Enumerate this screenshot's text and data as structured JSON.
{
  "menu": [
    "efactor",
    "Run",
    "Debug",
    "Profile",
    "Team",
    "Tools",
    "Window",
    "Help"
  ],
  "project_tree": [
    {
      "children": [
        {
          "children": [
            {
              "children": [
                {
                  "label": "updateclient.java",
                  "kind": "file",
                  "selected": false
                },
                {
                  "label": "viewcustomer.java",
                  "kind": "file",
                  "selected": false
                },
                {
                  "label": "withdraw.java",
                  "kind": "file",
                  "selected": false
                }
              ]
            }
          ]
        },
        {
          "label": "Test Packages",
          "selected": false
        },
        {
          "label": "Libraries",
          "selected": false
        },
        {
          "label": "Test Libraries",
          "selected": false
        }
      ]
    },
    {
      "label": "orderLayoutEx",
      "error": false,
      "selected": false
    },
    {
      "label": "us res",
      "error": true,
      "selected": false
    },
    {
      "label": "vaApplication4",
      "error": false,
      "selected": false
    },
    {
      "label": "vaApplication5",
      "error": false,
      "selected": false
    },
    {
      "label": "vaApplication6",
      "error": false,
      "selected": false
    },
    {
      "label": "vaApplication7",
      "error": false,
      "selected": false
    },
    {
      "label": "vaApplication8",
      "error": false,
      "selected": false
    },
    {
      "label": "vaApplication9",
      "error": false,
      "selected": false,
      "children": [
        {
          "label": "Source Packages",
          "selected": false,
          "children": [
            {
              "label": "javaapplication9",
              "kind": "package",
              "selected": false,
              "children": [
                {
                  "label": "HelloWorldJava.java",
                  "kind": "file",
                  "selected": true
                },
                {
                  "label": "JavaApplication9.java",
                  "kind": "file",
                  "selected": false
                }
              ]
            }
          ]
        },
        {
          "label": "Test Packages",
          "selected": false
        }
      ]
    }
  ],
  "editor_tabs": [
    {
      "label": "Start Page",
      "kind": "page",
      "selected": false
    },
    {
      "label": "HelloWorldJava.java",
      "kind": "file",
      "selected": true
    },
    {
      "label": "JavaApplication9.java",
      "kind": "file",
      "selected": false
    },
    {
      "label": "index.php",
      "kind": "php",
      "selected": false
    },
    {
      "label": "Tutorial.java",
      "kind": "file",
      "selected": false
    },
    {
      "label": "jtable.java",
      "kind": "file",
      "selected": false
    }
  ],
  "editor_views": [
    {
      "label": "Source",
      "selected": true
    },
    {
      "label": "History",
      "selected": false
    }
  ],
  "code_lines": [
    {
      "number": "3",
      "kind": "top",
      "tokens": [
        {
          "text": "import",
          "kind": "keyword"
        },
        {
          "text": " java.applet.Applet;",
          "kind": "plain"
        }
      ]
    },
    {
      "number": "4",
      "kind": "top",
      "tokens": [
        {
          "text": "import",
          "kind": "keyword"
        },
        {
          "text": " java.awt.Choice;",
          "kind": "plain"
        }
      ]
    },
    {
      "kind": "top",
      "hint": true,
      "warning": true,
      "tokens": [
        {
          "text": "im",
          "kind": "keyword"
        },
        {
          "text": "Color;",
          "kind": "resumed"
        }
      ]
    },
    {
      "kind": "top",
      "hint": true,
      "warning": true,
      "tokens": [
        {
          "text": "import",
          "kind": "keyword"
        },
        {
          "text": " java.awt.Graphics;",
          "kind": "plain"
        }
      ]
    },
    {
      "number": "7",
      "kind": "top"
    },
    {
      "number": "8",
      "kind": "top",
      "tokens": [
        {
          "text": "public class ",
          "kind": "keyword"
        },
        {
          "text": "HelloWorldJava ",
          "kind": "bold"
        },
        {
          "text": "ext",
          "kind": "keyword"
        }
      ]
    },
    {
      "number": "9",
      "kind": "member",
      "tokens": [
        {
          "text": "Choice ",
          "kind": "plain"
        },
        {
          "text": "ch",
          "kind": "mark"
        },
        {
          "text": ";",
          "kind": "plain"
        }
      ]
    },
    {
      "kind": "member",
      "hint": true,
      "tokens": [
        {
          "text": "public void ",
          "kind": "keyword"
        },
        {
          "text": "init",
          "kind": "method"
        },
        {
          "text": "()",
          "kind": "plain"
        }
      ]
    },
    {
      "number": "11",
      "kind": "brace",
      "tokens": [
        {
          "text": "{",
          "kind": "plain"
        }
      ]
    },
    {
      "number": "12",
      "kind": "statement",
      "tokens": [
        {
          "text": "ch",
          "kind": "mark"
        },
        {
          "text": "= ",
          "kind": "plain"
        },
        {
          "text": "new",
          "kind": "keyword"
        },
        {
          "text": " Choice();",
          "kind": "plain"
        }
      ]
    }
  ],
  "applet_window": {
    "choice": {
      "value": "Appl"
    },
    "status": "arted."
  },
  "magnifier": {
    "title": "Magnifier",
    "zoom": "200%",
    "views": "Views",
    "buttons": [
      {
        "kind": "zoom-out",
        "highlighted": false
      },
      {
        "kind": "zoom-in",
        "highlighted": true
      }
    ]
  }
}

* * * * * * * * *

- GIVEN REQUEST -
Reproduce the data in full, exactly as presented.

- ANSWER TO THIS TASK -
Enumerate this screenshot's text and data as structured JSON.
{
  "menu": [
    "efactor",
    "Run",
    "Debug",
    "Profile",
    "Team",
    "Tools",
    "Window",
    "Help"
  ],
  "project_tree": [
    {
      "children": [
        {
          "children": [
            {
              "children": [
                {
                  "label": "updateclient.java",
                  "kind": "file",
                  "selected": false
                },
                {
                  "label": "viewcustomer.java",
                  "kind": "file",
                  "selected": false
                },
                {
                  "label": "withdraw.java",
                  "kind": "file",
                  "selected": false
                }
              ]
            }
          ]
        },
        {
          "label": "Test Packages",
          "selected": false
        },
        {
          "label": "Libraries",
          "selected": false
        },
        {
          "label": "Test Libraries",
          "selected": false
        }
      ]
    },
    {
      "label": "orderLayoutEx",
      "error": false,
      "selected": false
    },
    {
      "label": "us res",
      "error": true,
      "selected": false
    },
    {
      "label": "vaApplication4",
      "error": false,
      "selected": false
    },
    {
      "label": "vaApplication5",
      "error": false,
      "selected": false
    },
    {
      "label": "vaApplication6",
      "error": false,
      "selected": false
    },
    {
      "label": "vaApplication7",
      "error": false,
      "selected": false
    },
    {
      "label": "vaApplication8",
      "error": false,
      "selected": false
    },
    {
      "label": "vaApplication9",
      "error": false,
      "selected": false,
      "children": [
        {
          "label": "Source Packages",
          "selected": false,
          "children": [
            {
              "label": "javaapplication9",
              "kind": "package",
              "selected": false,
              "children": [
                {
                  "label": "HelloWorldJava.java",
                  "kind": "file",
                  "selected": true
                },
                {
                  "label": "JavaApplication9.java",
                  "kind": "file",
                  "selected": false
                }
              ]
            }
          ]
        },
        {
          "label": "Test Packages",
          "selected": false
        }
      ]
    }
  ],
  "editor_tabs": [
    {
      "label": "Start Page",
      "kind": "page",
      "selected": false
    },
    {
      "label": "HelloWorldJava.java",
      "kind": "file",
      "selected": true
    },
    {
      "label": "JavaApplication9.java",
      "kind": "file",
      "selected": false
    },
    {
      "label": "index.php",
      "kind": "php",
      "selected": false
    },
    {
      "label": "Tutorial.java",
      "kind": "file",
      "selected": false
    },
    {
      "label": "jtable.java",
      "kind": "file",
      "selected": false
    }
  ],
  "editor_views": [
    {
      "label": "Source",
      "selected": true
    },
    {
      "label": "History",
      "selected": false
    }
  ],
  "code_lines": [
    {
      "number": "3",
      "kind": "top",
      "tokens": [
        {
          "text": "import",
          "kind": "keyword"
        },
        {
          "text": " java.applet.Applet;",
          "kind": "plain"
        }
      ]
    },
    {
      "number": "4",
      "kind": "top",
      "tokens": [
        {
          "text": "import",
          "kind": "keyword"
        },
        {
          "text": " java.awt.Choice;",
          "kind": "plain"
        }
      ]
    },
    {
      "kind": "top",
      "hint": true,
      "warning": true,
      "tokens": [
        {
          "text": "im",
          "kind": "keyword"
        },
        {
          "text": "Color;",
          "kind": "resumed"
        }
      ]
    },
    {
      "kind": "top",
      "hint": true,
      "warning": true,
      "tokens": [
        {
          "text": "import",
          "kind": "keyword"
        },
        {
          "text": " java.awt.Graphics;",
          "kind": "plain"
        }
      ]
    },
    {
      "number": "7",
      "kind": "top"
    },
    {
      "number": "8",
      "kind": "top",
      "tokens": [
        {
          "text": "public class ",
          "kind": "keyword"
        },
        {
          "text": "HelloWorldJava ",
          "kind": "bold"
        },
        {
          "text": "ext",
          "kind": "keyword"
        }
      ]
    },
    {
      "number": "9",
      "kind": "member",
      "tokens": [
        {
          "text": "Choice ",
          "kind": "plain"
        },
        {
          "text": "ch",
          "kind": "mark"
        },
        {
          "text": ";",
          "kind": "plain"
        }
      ]
    },
    {
      "kind": "member",
      "hint": true,
      "tokens": [
        {
          "text": "public void ",
          "kind": "keyword"
        },
        {
          "text": "init",
          "kind": "method"
        },
        {
          "text": "()",
          "kind": "plain"
        }
      ]
    },
    {
      "number": "11",
      "kind": "brace",
      "tokens": [
        {
          "text": "{",
          "kind": "plain"
        }
      ]
    },
    {
      "number": "12",
      "kind": "statement",
      "tokens": [
        {
          "text": "ch",
          "kind": "mark"
        },
        {
          "text": "= ",
          "kind": "plain"
        },
        {
          "text": "new",
          "kind": "keyword"
        },
        {
          "text": " Choice();",
          "kind": "plain"
        }
      ]
    }
  ],
  "applet_window": {
    "choice": {
      "value": "Appl"
    },
    "status": "arted."
  },
  "magnifier": {
    "title": "Magnifier",
    "zoom": "200%",
    "views": "Views",
    "buttons": [
      {
        "kind": "zoom-out",
        "highlighted": false
      },
      {
        "kind": "zoom-in",
        "highlighted": true
      }
    ]
  }
}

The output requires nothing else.